* DATA EXTRACT:
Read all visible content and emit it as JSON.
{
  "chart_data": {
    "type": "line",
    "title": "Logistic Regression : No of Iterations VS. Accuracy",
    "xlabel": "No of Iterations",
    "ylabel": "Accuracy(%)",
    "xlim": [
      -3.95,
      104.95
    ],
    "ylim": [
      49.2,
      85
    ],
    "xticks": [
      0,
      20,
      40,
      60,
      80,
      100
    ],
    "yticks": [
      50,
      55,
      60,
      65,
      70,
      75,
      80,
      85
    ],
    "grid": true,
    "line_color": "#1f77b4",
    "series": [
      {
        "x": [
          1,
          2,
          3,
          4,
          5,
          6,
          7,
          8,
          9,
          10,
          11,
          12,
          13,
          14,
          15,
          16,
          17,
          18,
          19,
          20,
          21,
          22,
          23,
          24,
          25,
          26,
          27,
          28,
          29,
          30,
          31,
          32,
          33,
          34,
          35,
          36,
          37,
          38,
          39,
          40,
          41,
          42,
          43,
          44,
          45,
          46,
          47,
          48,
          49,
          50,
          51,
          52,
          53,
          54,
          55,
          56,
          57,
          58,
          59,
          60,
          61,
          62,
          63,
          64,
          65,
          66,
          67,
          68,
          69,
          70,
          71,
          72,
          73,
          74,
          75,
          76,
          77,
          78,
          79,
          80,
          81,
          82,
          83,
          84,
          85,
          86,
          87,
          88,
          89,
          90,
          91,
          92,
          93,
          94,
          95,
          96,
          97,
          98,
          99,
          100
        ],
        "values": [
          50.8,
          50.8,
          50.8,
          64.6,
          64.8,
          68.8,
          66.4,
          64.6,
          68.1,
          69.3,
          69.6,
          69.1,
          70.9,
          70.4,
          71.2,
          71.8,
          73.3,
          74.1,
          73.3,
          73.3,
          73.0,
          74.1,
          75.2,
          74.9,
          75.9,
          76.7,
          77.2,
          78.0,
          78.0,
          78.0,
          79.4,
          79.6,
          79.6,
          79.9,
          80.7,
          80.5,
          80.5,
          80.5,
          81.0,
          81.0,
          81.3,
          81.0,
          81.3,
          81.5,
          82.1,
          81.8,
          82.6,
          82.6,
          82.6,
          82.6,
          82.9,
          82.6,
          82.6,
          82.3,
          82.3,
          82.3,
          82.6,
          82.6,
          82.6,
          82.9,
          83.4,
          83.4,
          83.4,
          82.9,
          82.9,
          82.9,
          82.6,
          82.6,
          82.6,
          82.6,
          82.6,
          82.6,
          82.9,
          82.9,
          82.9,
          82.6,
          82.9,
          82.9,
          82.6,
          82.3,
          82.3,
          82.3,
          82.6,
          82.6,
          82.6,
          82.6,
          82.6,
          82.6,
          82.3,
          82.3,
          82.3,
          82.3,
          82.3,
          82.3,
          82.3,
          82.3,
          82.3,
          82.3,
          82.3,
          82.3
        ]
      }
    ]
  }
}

* WHAT IS REQUIRED:
Copy every line of the listing that contains the word "Accuracy".

* FULL SOLUTION:
    "title": "Logistic Regression : No of Iterations VS. Accuracy",
    "ylabel": "Accuracy(%)",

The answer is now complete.